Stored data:
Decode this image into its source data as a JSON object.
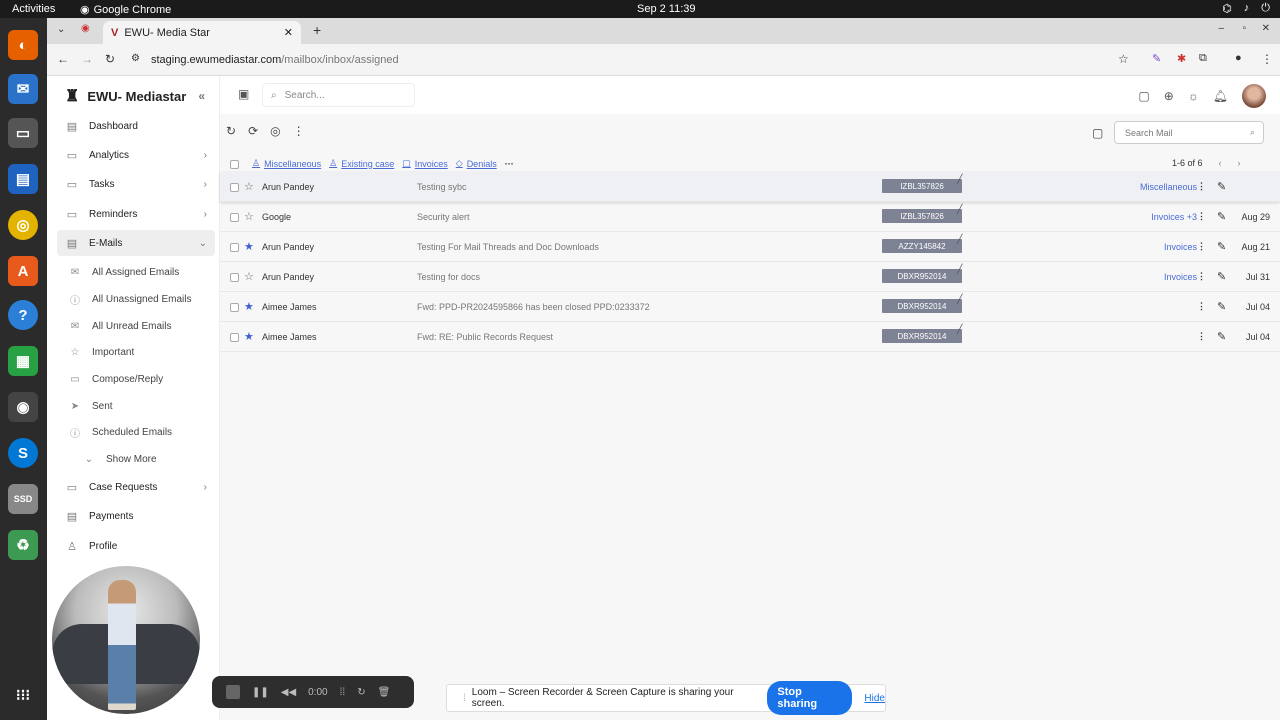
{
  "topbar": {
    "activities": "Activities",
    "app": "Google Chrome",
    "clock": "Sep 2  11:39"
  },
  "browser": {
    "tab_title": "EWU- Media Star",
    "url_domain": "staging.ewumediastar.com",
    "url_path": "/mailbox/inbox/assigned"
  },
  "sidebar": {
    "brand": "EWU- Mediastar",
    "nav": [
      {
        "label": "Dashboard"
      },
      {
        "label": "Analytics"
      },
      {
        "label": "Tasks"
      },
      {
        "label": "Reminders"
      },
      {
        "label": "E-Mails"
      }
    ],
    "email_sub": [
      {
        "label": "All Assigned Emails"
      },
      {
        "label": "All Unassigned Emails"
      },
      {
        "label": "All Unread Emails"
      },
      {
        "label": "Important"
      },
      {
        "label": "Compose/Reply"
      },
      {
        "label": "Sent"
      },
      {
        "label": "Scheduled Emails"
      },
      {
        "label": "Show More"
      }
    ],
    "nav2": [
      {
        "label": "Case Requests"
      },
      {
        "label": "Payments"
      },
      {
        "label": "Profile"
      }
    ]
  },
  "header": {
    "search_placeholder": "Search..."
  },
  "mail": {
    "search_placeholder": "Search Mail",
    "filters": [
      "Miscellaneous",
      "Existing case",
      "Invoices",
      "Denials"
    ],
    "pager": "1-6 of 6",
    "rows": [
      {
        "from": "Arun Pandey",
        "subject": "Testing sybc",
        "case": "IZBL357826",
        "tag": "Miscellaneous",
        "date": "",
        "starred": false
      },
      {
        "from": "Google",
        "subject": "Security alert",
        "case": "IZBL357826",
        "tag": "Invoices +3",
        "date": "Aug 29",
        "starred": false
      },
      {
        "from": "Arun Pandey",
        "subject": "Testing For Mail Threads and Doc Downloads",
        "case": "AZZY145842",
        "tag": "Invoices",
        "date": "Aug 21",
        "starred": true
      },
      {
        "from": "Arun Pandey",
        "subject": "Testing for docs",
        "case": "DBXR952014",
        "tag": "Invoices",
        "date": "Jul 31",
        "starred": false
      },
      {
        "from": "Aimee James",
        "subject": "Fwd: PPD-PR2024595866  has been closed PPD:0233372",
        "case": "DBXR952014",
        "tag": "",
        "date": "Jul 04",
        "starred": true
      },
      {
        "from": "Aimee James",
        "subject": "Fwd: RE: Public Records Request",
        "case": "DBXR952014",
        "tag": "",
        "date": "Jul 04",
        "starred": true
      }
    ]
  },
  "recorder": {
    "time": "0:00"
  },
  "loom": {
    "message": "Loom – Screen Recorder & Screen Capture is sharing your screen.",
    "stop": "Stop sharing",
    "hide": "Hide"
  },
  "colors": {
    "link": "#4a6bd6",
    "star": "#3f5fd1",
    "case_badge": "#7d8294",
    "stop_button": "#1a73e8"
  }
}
...
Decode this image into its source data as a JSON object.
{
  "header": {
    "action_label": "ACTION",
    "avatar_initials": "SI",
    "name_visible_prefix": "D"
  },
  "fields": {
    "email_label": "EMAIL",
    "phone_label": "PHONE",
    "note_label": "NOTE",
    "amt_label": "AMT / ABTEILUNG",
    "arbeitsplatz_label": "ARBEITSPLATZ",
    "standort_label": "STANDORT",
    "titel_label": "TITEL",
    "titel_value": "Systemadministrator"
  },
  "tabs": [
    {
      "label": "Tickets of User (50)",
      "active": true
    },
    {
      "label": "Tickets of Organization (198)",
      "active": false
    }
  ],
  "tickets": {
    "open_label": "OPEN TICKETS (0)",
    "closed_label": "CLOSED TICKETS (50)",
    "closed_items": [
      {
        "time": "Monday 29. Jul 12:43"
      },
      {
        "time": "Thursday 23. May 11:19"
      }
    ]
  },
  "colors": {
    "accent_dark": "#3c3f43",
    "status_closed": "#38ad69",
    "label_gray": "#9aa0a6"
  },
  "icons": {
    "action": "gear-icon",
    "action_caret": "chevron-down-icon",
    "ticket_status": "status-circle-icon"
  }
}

[Given instruction]
Look over the material above and show each line where "Emails" appears.

[Complete answer]
        "label": "All Assigned Emails"
        "label": "All Unassigned Emails"
        "label": "All Unread Emails"
        "label": "Scheduled Emails"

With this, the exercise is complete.